*Problem requirements*. In the entries, find all lines that hold the word "encabezados" and copy them.

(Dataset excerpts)
::::::::::

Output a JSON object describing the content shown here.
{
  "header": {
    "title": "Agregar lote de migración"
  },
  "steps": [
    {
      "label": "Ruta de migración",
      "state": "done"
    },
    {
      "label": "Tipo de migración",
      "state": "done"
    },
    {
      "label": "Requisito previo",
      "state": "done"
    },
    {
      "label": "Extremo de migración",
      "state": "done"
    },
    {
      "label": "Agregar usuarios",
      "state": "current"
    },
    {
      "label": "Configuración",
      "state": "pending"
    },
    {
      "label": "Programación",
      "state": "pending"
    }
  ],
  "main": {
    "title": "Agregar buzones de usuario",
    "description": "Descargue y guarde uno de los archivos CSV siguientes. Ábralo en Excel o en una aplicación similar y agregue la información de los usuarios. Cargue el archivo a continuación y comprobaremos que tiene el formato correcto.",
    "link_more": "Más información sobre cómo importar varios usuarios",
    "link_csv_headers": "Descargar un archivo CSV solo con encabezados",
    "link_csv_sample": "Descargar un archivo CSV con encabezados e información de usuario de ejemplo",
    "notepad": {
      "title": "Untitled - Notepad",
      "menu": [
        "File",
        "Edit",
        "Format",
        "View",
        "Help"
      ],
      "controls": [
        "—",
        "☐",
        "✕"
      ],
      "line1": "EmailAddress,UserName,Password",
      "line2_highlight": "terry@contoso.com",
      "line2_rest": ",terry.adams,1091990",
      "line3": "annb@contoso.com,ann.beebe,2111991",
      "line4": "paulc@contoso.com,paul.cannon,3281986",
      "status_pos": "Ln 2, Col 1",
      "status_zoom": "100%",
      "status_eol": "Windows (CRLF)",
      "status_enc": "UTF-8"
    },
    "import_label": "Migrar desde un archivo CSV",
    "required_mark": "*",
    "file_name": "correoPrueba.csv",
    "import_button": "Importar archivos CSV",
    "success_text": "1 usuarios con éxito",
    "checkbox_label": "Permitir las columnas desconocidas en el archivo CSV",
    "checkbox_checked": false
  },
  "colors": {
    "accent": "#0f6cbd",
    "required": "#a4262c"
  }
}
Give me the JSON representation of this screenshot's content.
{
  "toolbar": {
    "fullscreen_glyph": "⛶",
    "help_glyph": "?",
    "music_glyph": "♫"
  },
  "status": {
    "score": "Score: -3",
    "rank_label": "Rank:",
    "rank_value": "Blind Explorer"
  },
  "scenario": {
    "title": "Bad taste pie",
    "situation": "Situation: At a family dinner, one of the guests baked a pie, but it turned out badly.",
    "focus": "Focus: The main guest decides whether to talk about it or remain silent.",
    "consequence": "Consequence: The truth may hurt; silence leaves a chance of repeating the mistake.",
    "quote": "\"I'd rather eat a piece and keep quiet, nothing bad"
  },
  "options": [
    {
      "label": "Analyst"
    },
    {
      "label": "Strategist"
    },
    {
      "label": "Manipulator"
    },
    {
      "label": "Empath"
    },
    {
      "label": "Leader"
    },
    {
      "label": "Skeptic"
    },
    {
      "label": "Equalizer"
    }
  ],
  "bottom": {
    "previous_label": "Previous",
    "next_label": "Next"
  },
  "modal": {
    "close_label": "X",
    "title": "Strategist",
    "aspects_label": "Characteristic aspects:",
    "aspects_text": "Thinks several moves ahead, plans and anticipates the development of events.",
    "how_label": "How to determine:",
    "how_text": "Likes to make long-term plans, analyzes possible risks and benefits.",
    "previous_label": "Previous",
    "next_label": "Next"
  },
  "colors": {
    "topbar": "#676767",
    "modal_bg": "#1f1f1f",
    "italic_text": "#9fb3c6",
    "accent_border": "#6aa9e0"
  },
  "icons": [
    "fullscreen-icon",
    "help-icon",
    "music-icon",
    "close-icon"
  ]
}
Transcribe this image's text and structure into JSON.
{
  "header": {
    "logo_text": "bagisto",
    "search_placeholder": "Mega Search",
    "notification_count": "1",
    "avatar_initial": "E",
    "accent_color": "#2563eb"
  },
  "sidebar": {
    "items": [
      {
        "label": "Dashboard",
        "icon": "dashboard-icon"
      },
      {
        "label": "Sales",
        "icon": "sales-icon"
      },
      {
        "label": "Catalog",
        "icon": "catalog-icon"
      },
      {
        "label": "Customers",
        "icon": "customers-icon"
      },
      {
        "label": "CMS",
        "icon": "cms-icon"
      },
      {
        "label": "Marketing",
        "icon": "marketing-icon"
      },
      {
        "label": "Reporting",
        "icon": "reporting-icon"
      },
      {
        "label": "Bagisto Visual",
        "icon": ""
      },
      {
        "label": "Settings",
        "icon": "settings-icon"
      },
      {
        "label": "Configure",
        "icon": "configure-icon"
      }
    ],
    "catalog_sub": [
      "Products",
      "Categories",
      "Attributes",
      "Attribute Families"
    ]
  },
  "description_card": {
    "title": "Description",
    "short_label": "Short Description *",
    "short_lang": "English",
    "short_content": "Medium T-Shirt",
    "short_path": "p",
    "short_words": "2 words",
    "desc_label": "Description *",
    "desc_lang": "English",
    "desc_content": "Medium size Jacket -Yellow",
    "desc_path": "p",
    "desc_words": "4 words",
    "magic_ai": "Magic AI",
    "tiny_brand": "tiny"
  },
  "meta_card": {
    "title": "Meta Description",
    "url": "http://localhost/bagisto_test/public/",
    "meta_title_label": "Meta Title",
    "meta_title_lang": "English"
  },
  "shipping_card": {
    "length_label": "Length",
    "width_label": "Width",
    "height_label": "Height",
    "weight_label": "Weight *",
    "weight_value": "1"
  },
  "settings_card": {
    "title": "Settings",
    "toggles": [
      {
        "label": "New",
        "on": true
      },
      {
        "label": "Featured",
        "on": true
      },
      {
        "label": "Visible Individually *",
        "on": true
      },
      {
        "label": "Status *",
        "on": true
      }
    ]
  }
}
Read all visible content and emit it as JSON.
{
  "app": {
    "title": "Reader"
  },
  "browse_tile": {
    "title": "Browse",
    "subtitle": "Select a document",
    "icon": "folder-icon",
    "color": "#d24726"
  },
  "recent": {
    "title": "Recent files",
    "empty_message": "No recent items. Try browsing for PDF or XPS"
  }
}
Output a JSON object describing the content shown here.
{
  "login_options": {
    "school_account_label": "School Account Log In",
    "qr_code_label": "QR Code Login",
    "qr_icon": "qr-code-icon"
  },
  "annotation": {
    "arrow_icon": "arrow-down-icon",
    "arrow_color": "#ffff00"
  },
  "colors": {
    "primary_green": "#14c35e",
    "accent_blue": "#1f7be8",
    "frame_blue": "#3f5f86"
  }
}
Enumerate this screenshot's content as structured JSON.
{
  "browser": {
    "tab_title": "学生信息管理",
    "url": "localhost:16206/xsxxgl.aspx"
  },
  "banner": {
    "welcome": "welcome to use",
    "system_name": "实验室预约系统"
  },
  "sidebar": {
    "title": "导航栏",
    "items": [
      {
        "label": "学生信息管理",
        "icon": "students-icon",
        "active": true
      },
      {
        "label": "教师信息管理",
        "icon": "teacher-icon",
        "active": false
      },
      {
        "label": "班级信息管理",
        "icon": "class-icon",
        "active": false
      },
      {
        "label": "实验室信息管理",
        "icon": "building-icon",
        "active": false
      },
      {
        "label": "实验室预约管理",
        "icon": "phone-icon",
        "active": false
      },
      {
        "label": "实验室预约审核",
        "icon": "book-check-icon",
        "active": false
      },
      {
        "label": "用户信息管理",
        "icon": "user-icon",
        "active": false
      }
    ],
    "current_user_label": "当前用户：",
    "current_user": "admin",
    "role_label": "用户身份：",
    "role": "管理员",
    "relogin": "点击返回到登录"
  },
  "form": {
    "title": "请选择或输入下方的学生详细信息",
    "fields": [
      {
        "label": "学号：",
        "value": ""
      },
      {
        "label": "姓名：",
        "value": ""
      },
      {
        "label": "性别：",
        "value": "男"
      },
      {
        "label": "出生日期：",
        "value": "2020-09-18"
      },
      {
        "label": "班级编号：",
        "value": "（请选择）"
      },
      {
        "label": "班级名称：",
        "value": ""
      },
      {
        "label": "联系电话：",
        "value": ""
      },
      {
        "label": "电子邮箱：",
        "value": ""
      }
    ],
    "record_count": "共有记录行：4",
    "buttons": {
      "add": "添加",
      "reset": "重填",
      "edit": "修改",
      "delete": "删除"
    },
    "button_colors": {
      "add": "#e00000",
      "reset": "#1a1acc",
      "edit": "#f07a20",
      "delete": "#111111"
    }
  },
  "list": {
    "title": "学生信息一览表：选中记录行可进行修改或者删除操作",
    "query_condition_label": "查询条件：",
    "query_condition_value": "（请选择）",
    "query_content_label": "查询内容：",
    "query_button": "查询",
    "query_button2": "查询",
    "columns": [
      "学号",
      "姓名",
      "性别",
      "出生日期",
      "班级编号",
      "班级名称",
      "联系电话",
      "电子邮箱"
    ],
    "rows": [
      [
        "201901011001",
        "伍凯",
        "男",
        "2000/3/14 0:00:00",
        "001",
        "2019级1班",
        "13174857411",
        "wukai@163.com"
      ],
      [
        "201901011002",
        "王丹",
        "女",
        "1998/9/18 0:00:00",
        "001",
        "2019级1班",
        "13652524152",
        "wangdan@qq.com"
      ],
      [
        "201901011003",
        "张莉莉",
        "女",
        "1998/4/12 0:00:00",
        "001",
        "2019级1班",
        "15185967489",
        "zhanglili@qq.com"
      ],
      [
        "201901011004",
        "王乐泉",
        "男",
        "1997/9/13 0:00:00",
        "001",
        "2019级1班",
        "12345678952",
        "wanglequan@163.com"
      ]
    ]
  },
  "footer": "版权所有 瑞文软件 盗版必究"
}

::::::::::

*Result*.
    "link_csv_headers": "Descargar un archivo CSV solo con encabezados",
    "link_csv_sample": "Descargar un archivo CSV con encabezados e información de usuario de ejemplo",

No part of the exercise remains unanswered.